Reproduce only the lines from the line containing "Read this page and output its text content." to the end of the entries below, including both of those lines.

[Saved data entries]
+++++
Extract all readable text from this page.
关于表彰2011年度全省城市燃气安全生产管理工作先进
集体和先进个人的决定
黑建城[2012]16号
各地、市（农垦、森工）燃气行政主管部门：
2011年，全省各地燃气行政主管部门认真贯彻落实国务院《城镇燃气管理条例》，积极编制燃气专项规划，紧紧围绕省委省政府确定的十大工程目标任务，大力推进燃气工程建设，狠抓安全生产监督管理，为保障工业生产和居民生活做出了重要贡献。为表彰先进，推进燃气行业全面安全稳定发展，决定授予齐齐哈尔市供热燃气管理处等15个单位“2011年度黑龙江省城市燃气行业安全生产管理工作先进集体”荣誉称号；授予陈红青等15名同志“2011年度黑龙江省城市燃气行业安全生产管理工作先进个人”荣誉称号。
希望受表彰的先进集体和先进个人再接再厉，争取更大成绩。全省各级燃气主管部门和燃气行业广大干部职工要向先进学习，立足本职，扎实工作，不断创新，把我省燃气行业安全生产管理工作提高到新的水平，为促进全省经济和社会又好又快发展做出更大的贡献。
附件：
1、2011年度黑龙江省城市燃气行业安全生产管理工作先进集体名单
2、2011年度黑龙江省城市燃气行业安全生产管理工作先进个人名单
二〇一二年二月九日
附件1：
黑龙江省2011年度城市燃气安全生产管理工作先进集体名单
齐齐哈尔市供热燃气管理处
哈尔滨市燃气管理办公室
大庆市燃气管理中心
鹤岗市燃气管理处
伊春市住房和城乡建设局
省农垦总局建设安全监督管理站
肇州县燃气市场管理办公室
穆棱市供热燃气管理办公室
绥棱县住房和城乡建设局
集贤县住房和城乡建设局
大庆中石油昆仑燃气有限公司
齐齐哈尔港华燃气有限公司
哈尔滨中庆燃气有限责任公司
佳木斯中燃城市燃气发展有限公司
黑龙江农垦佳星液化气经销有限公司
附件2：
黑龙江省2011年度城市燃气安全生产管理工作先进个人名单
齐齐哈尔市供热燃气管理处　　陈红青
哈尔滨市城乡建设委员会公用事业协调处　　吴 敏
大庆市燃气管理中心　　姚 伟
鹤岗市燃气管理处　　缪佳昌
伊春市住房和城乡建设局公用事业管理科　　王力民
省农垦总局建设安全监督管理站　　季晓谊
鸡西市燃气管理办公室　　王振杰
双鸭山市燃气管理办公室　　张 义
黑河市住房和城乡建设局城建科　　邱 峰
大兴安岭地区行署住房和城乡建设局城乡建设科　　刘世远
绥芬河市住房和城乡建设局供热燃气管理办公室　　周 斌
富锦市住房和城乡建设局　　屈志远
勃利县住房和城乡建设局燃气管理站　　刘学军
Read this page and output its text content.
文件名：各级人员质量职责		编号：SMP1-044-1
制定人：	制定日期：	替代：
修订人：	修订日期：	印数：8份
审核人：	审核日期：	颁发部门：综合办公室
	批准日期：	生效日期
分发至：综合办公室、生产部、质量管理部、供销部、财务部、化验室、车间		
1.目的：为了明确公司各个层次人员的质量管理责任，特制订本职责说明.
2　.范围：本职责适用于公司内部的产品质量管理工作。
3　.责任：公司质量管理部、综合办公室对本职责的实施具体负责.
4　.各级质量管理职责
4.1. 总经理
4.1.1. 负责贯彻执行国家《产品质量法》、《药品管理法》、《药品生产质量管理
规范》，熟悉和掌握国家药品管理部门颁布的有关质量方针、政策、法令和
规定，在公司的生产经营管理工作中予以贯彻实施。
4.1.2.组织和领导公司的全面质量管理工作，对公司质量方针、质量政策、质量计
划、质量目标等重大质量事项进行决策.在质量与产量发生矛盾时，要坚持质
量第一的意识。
+++++
Result of the exercise =>
Read this page and output its text content.
文件名：各级人员质量职责		编号：SMP1-044-1
制定人：	制定日期：	替代：
修订人：	修订日期：	印数：8份
审核人：	审核日期：	颁发部门：综合办公室
	批准日期：	生效日期
分发至：综合办公室、生产部、质量管理部、供销部、财务部、化验室、车间		
1.目的：为了明确公司各个层次人员的质量管理责任，特制订本职责说明.
2　.范围：本职责适用于公司内部的产品质量管理工作。
3　.责任：公司质量管理部、综合办公室对本职责的实施具体负责.
4　.各级质量管理职责
4.1. 总经理
4.1.1. 负责贯彻执行国家《产品质量法》、《药品管理法》、《药品生产质量管理
规范》，熟悉和掌握国家药品管理部门颁布的有关质量方针、政策、法令和
规定，在公司的生产经营管理工作中予以贯彻实施。
4.1.2.组织和领导公司的全面质量管理工作，对公司质量方针、质量政策、质量计
划、质量目标等重大质量事项进行决策.在质量与产量发生矛盾时，要坚持质
量第一的意识。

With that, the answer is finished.